What needs to be done :: Copy each of the following lines verbatim, keeping every character as it is.

* BEGIN Source material *

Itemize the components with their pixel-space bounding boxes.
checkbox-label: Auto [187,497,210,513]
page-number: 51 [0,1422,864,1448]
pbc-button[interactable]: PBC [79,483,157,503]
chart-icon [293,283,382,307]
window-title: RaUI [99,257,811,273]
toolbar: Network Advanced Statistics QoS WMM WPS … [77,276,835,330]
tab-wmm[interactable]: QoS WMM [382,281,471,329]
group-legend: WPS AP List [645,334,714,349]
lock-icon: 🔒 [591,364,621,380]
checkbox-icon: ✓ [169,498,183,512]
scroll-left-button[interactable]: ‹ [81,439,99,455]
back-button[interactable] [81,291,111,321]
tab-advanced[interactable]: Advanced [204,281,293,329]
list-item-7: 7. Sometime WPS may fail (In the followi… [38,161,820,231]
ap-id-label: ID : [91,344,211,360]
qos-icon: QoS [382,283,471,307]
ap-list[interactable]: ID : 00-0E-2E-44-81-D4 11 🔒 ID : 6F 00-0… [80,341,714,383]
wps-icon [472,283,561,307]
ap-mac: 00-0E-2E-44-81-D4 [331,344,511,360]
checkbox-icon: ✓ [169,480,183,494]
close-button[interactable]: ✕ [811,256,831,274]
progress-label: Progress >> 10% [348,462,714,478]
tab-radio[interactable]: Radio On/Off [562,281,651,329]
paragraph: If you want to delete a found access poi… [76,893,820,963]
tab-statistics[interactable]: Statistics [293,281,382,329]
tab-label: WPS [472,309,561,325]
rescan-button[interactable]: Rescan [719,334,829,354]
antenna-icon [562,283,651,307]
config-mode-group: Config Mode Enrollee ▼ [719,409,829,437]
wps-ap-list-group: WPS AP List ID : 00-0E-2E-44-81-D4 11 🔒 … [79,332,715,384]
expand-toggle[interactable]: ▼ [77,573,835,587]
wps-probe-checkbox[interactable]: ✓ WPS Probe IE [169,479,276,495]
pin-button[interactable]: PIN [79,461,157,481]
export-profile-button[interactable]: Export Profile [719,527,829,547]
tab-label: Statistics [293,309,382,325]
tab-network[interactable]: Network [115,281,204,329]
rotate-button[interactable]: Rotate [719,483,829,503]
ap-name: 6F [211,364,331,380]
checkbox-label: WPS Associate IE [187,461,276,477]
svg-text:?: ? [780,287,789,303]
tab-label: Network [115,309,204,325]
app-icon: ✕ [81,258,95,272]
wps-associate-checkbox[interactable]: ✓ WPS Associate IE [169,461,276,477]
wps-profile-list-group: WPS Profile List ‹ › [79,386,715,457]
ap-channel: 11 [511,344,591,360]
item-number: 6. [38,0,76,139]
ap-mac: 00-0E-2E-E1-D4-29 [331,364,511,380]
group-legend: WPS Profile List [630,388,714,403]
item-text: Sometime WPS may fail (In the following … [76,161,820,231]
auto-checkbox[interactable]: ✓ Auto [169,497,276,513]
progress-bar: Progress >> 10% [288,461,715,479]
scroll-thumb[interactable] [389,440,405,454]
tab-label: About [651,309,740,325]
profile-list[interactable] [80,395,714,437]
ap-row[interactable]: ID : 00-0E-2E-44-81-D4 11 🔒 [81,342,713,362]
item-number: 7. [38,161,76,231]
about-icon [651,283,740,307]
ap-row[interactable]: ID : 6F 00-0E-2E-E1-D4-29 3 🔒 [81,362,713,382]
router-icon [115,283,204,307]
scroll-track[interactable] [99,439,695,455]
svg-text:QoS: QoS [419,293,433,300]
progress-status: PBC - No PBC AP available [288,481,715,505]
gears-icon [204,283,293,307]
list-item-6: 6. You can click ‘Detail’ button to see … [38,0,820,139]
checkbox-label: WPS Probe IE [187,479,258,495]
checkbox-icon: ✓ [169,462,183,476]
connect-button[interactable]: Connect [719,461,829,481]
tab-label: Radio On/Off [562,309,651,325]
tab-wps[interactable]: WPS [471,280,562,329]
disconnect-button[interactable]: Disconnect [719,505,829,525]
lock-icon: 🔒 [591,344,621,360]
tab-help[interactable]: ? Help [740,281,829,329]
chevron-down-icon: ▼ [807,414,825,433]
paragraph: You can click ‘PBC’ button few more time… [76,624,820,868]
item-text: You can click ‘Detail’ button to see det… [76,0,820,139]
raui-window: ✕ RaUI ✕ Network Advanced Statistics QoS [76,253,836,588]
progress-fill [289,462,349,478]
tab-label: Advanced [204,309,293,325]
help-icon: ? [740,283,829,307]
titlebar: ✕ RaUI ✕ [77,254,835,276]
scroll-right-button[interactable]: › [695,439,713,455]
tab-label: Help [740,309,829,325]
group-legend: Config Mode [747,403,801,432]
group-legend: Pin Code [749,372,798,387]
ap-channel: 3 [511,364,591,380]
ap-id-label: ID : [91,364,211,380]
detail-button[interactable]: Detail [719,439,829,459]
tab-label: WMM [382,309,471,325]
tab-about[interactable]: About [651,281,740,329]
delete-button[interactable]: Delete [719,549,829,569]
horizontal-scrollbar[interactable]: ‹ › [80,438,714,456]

* END Source material *

Response to this task ::
Itemize the components with their pixel-space bounding boxes.
checkbox-label: Auto [187,497,210,513]
page-number: 51 [0,1422,864,1448]
pbc-button[interactable]: PBC [79,483,157,503]
chart-icon [293,283,382,307]
window-title: RaUI [99,257,811,273]
toolbar: Network Advanced Statistics QoS WMM WPS … [77,276,835,330]
tab-wmm[interactable]: QoS WMM [382,281,471,329]
group-legend: WPS AP List [645,334,714,349]
lock-icon: 🔒 [591,364,621,380]
checkbox-icon: ✓ [169,498,183,512]
scroll-left-button[interactable]: ‹ [81,439,99,455]
back-button[interactable] [81,291,111,321]
tab-advanced[interactable]: Advanced [204,281,293,329]
list-item-7: 7. Sometime WPS may fail (In the followi… [38,161,820,231]
ap-id-label: ID : [91,344,211,360]
qos-icon: QoS [382,283,471,307]
ap-list[interactable]: ID : 00-0E-2E-44-81-D4 11 🔒 ID : 6F 00-0… [80,341,714,383]
wps-icon [472,283,561,307]
ap-mac: 00-0E-2E-44-81-D4 [331,344,511,360]
checkbox-icon: ✓ [169,480,183,494]
close-button[interactable]: ✕ [811,256,831,274]
progress-label: Progress >> 10% [348,462,714,478]
tab-radio[interactable]: Radio On/Off [562,281,651,329]
paragraph: If you want to delete a found access poi… [76,893,820,963]
tab-statistics[interactable]: Statistics [293,281,382,329]
tab-label: WPS [472,309,561,325]
rescan-button[interactable]: Rescan [719,334,829,354]
antenna-icon [562,283,651,307]
config-mode-group: Config Mode Enrollee ▼ [719,409,829,437]
wps-ap-list-group: WPS AP List ID : 00-0E-2E-44-81-D4 11 🔒 … [79,332,715,384]
expand-toggle[interactable]: ▼ [77,573,835,587]
wps-probe-checkbox[interactable]: ✓ WPS Probe IE [169,479,276,495]
pin-button[interactable]: PIN [79,461,157,481]
export-profile-button[interactable]: Export Profile [719,527,829,547]
tab-label: Statistics [293,309,382,325]
tab-network[interactable]: Network [115,281,204,329]
rotate-button[interactable]: Rotate [719,483,829,503]
ap-name: 6F [211,364,331,380]
checkbox-label: WPS Associate IE [187,461,276,477]
svg-text:?: ? [780,287,789,303]
tab-label: Network [115,309,204,325]
app-icon: ✕ [81,258,95,272]
wps-associate-checkbox[interactable]: ✓ WPS Associate IE [169,461,276,477]
wps-profile-list-group: WPS Profile List ‹ › [79,386,715,457]
ap-channel: 11 [511,344,591,360]
item-number: 6. [38,0,76,139]
ap-mac: 00-0E-2E-E1-D4-29 [331,364,511,380]
group-legend: WPS Profile List [630,388,714,403]
item-text: Sometime WPS may fail (In the following … [76,161,820,231]
auto-checkbox[interactable]: ✓ Auto [169,497,276,513]
progress-bar: Progress >> 10% [288,461,715,479]
scroll-thumb[interactable] [389,440,405,454]
tab-label: About [651,309,740,325]
profile-list[interactable] [80,395,714,437]
ap-row[interactable]: ID : 00-0E-2E-44-81-D4 11 🔒 [81,342,713,362]
item-number: 7. [38,161,76,231]
about-icon [651,283,740,307]
ap-row[interactable]: ID : 6F 00-0E-2E-E1-D4-29 3 🔒 [81,362,713,382]
router-icon [115,283,204,307]
scroll-track[interactable] [99,439,695,455]
svg-text:QoS: QoS [419,293,433,300]
progress-status: PBC - No PBC AP available [288,481,715,505]
gears-icon [204,283,293,307]
list-item-6: 6. You can click ‘Detail’ button to see … [38,0,820,139]
checkbox-label: WPS Probe IE [187,479,258,495]
checkbox-icon: ✓ [169,462,183,476]
connect-button[interactable]: Connect [719,461,829,481]
tab-label: Radio On/Off [562,309,651,325]
tab-wps[interactable]: WPS [471,280,562,329]
disconnect-button[interactable]: Disconnect [719,505,829,525]
lock-icon: 🔒 [591,344,621,360]
tab-help[interactable]: ? Help [740,281,829,329]
chevron-down-icon: ▼ [807,414,825,433]
paragraph: You can click ‘PBC’ button few more time… [76,624,820,868]
item-text: You can click ‘Detail’ button to see det… [76,0,820,139]
raui-window: ✕ RaUI ✕ Network Advanced Statistics QoS [76,253,836,588]
progress-fill [289,462,349,478]
tab-label: Advanced [204,309,293,325]
help-icon: ? [740,283,829,307]
titlebar: ✕ RaUI ✕ [77,254,835,276]
scroll-right-button[interactable]: › [695,439,713,455]
tab-label: Help [740,309,829,325]
group-legend: Config Mode [747,403,801,432]
group-legend: Pin Code [749,372,798,387]
ap-channel: 3 [511,364,591,380]
ap-id-label: ID : [91,364,211,380]
detail-button[interactable]: Detail [719,439,829,459]
tab-label: WMM [382,309,471,325]
tab-about[interactable]: About [651,281,740,329]
delete-button[interactable]: Delete [719,549,829,569]
horizontal-scrollbar[interactable]: ‹ › [80,438,714,456]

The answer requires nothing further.